> **RECORDS PROVIDED**
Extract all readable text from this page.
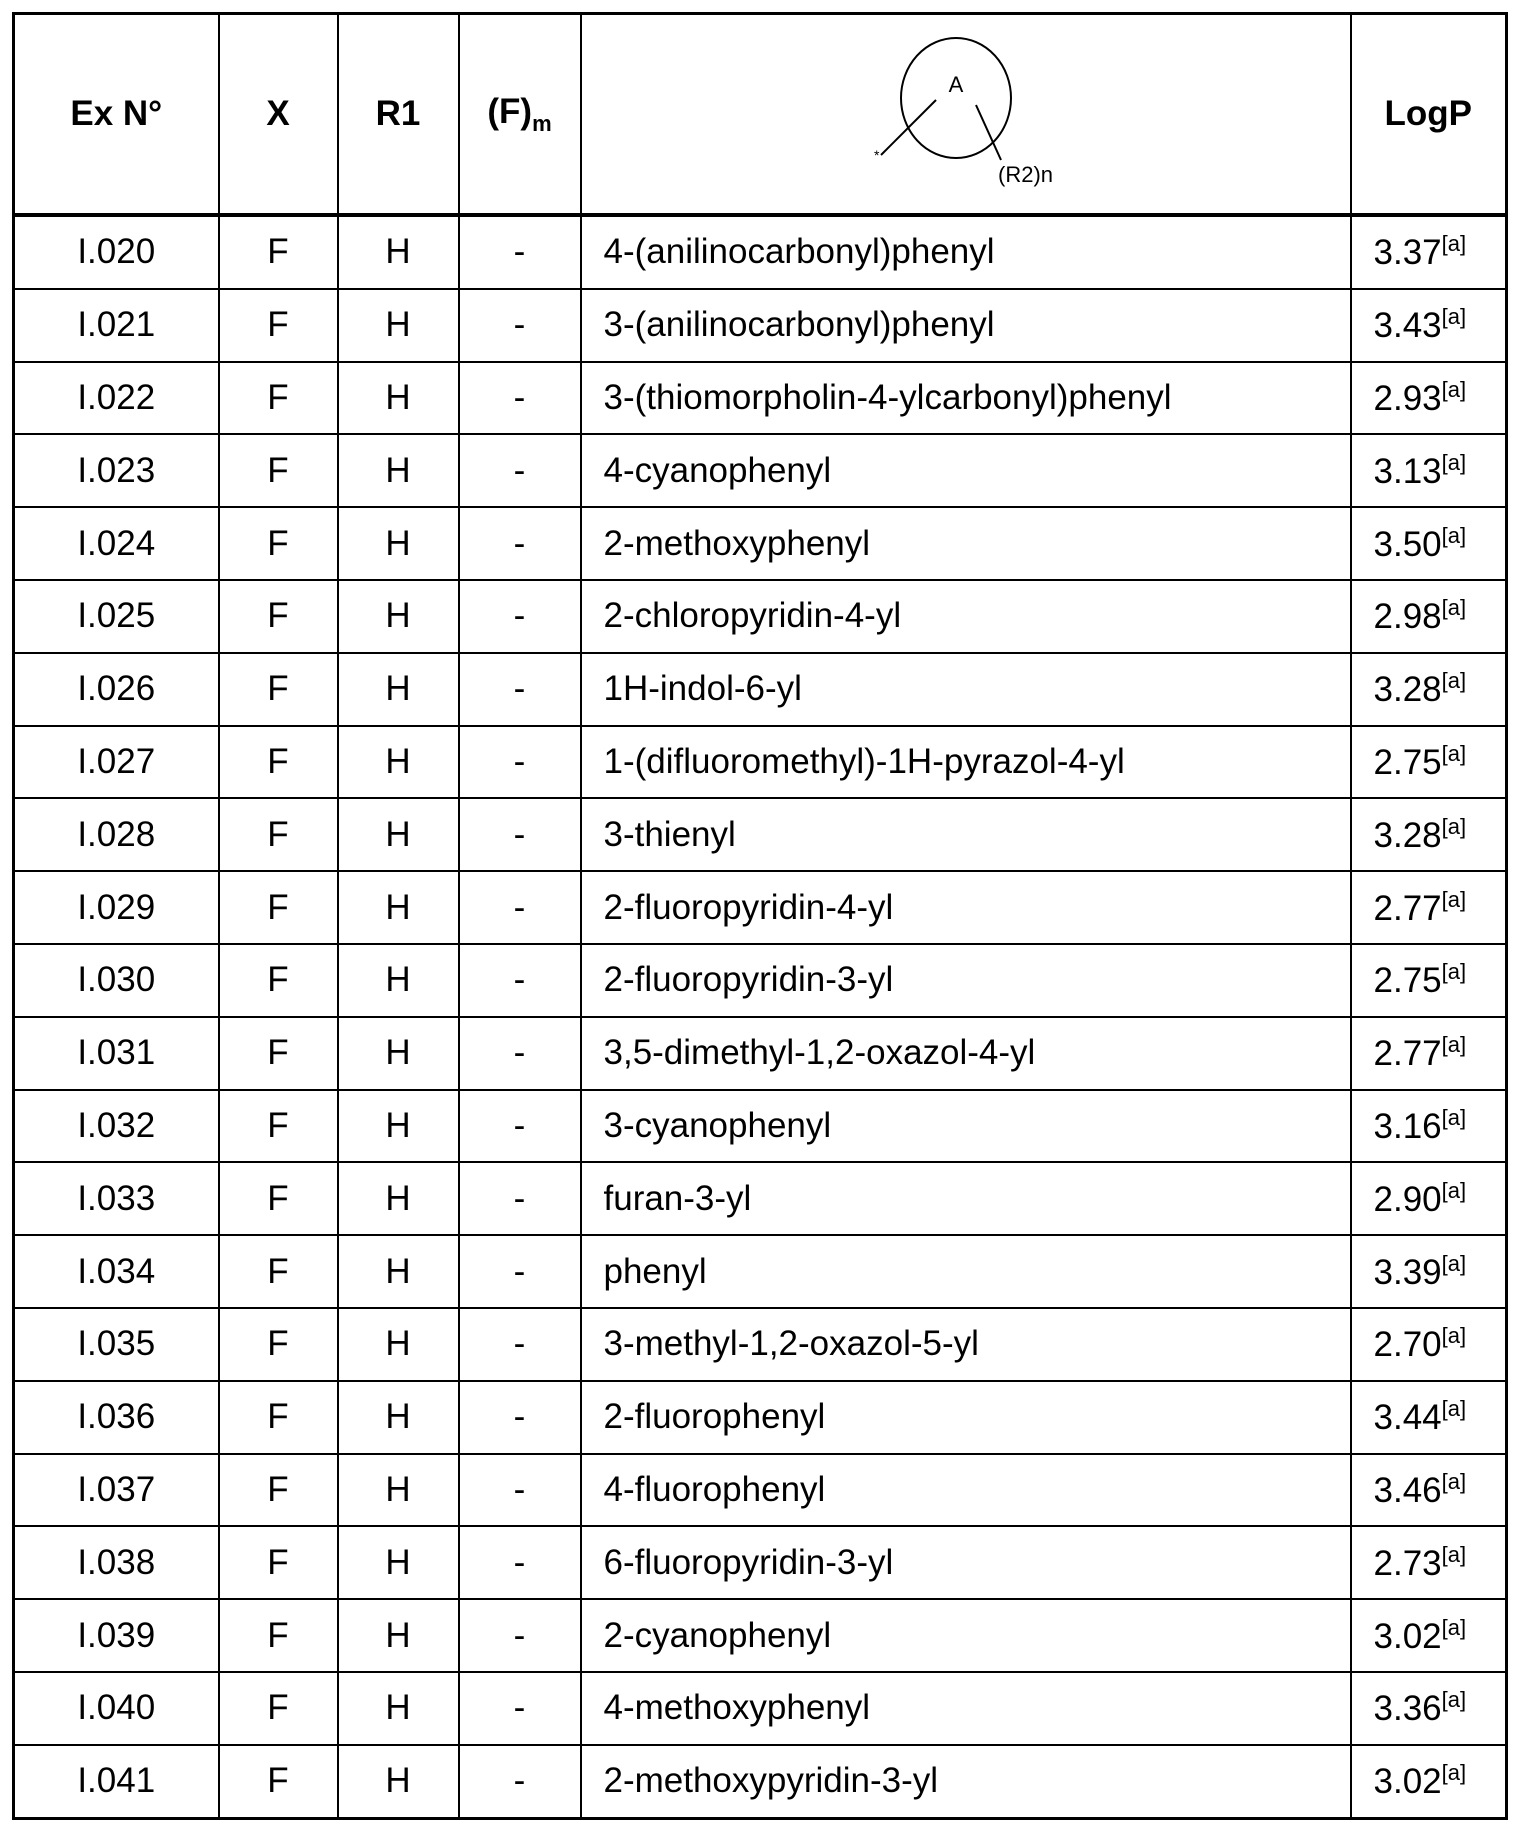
Ex N°	X	R1	(F)m	
A
*
(R2)n
	LogP
I.020	F	H	-	4-(anilinocarbonyl)phenyl	3.37[a]
I.021	F	H	-	3-(anilinocarbonyl)phenyl	3.43[a]
I.022	F	H	-	3-(thiomorpholin-4-ylcarbonyl)phenyl	2.93[a]
I.023	F	H	-	4-cyanophenyl	3.13[a]
I.024	F	H	-	2-methoxyphenyl	3.50[a]
I.025	F	H	-	2-chloropyridin-4-yl	2.98[a]
I.026	F	H	-	1H-indol-6-yl	3.28[a]
I.027	F	H	-	1-(difluoromethyl)-1H-pyrazol-4-yl	2.75[a]
I.028	F	H	-	3-thienyl	3.28[a]
I.029	F	H	-	2-fluoropyridin-4-yl	2.77[a]
I.030	F	H	-	2-fluoropyridin-3-yl	2.75[a]
I.031	F	H	-	3,5-dimethyl-1,2-oxazol-4-yl	2.77[a]
I.032	F	H	-	3-cyanophenyl	3.16[a]
I.033	F	H	-	furan-3-yl	2.90[a]
I.034	F	H	-	phenyl	3.39[a]
I.035	F	H	-	3-methyl-1,2-oxazol-5-yl	2.70[a]
I.036	F	H	-	2-fluorophenyl	3.44[a]
I.037	F	H	-	4-fluorophenyl	3.46[a]
I.038	F	H	-	6-fluoropyridin-3-yl	2.73[a]
I.039	F	H	-	2-cyanophenyl	3.02[a]
I.040	F	H	-	4-methoxyphenyl	3.36[a]
I.041	F	H	-	2-methoxypyridin-3-yl	3.02[a]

> **GIVEN EXERCISE**
Look through the data above. Find each line with the string "fluoropyridin" and copy it.

> **TASK SOLUTION**
I.029	F	H	-	2-fluoropyridin-4-yl	2.77[a]
I.030	F	H	-	2-fluoropyridin-3-yl	2.75[a]
I.038	F	H	-	6-fluoropyridin-3-yl	2.73[a]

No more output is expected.